**What you should do**
Examine each line of the data. Copy those that contain the string "രതസർക".

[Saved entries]
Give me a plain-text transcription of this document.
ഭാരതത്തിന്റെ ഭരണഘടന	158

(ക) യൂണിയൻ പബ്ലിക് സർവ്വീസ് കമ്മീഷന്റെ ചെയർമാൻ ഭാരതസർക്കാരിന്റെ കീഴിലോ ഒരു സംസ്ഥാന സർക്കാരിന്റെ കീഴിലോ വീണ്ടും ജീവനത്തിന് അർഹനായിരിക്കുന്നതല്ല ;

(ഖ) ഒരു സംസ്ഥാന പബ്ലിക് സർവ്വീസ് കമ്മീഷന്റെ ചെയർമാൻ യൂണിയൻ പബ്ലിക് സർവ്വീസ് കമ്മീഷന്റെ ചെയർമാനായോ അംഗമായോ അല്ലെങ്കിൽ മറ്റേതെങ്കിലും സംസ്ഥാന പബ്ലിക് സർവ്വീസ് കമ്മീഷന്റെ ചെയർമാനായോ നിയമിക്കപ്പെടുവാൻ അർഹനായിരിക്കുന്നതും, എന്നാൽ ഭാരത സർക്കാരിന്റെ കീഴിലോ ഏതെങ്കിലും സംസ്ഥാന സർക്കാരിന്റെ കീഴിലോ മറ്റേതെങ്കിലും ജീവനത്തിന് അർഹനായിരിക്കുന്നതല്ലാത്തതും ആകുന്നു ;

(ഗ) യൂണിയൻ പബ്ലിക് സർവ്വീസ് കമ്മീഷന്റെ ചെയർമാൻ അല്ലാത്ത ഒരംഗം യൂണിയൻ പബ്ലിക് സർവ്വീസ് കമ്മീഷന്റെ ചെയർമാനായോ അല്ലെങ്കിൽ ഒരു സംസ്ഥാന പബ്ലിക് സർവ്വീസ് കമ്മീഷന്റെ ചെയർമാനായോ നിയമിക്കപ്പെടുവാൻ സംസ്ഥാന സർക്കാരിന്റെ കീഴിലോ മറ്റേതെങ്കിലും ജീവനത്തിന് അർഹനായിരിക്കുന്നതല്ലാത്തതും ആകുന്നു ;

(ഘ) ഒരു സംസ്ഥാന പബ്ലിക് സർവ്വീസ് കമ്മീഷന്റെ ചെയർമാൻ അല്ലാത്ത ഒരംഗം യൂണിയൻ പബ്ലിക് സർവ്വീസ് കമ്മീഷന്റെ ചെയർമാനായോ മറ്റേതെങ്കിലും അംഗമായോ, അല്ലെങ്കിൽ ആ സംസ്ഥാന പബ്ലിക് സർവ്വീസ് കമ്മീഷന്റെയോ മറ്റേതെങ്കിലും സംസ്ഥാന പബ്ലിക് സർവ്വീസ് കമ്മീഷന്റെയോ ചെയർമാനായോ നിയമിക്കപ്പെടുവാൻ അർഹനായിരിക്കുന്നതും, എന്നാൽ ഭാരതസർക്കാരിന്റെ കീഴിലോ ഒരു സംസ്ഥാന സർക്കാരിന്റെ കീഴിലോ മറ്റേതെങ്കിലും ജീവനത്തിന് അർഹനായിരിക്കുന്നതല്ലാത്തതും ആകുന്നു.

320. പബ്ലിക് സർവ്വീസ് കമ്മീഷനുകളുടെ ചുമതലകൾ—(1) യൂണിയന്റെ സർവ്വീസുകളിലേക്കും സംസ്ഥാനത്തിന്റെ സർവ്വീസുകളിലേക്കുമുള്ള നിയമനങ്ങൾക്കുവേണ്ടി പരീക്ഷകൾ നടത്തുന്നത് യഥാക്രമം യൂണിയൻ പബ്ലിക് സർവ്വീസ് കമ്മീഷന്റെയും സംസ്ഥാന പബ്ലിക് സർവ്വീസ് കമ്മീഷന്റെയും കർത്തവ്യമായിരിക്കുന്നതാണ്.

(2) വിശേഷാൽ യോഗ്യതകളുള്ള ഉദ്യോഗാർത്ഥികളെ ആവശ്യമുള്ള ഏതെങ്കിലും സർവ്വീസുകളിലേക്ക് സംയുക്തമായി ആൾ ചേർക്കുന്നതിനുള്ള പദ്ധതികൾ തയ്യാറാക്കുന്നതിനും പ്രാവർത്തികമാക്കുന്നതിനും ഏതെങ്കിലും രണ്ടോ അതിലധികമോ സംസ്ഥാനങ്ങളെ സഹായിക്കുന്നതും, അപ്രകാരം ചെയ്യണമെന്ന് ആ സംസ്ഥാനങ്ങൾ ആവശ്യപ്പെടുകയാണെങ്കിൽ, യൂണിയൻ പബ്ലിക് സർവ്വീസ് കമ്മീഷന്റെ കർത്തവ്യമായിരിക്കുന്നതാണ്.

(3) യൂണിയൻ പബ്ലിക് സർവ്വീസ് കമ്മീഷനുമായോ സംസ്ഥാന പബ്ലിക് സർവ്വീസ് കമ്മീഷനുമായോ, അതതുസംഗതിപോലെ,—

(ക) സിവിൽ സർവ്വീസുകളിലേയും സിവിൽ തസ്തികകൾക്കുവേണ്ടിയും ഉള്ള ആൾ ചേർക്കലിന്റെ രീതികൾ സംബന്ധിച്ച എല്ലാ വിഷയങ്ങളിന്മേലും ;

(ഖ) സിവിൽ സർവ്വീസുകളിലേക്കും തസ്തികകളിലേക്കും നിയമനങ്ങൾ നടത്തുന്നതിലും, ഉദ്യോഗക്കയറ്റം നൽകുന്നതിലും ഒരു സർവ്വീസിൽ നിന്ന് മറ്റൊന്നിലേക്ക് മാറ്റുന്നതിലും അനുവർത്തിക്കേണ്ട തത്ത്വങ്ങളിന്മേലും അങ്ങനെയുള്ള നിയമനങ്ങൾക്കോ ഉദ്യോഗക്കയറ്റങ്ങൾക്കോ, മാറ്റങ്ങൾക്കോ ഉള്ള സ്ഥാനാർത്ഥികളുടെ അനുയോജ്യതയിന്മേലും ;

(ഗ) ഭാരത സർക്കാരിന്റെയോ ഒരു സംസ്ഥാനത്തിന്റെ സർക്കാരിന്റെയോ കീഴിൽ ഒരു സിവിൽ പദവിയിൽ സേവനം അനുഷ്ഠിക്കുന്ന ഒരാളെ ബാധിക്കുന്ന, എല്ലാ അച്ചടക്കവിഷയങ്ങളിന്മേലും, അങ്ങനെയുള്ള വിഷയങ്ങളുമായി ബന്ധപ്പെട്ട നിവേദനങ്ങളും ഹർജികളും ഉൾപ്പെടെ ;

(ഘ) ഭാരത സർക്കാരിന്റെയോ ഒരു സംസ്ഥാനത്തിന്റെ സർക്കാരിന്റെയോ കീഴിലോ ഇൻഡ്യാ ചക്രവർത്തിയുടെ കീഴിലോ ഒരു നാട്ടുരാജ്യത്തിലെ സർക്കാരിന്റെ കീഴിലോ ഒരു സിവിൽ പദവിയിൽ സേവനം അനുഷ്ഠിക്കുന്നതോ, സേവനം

**Correct result**
(ക) യൂണിയൻ പബ്ലിക് സർവ്വീസ് കമ്മീഷന്റെ ചെയർമാൻ ഭാരതസർക്കാരിന്റെ കീഴിലോ ഒരു സംസ്ഥാന സർക്കാരിന്റെ കീഴിലോ വീണ്ടും ജീവനത്തിന് അർഹനായിരിക്കുന്നതല്ല ;
(ഘ) ഒരു സംസ്ഥാന പബ്ലിക് സർവ്വീസ് കമ്മീഷന്റെ ചെയർമാൻ അല്ലാത്ത ഒരംഗം യൂണിയൻ പബ്ലിക് സർവ്വീസ് കമ്മീഷന്റെ ചെയർമാനായോ മറ്റേതെങ്കിലും അംഗമായോ, അല്ലെങ്കിൽ ആ സംസ്ഥാന പബ്ലിക് സർവ്വീസ് കമ്മീഷന്റെയോ മറ്റേതെങ്കിലും സംസ്ഥാന പബ്ലിക് സർവ്വീസ് കമ്മീഷന്റെയോ ചെയർമാനായോ നിയമിക്കപ്പെടുവാൻ അർഹനായിരിക്കുന്നതും, എന്നാൽ ഭാരതസർക്കാരിന്റെ കീഴിലോ ഒരു സംസ്ഥാന സർക്കാരിന്റെ കീഴിലോ മറ്റേതെങ്കിലും ജീവനത്തിന് അർഹനായിരിക്കുന്നതല്ലാത്തതും ആകുന്നു.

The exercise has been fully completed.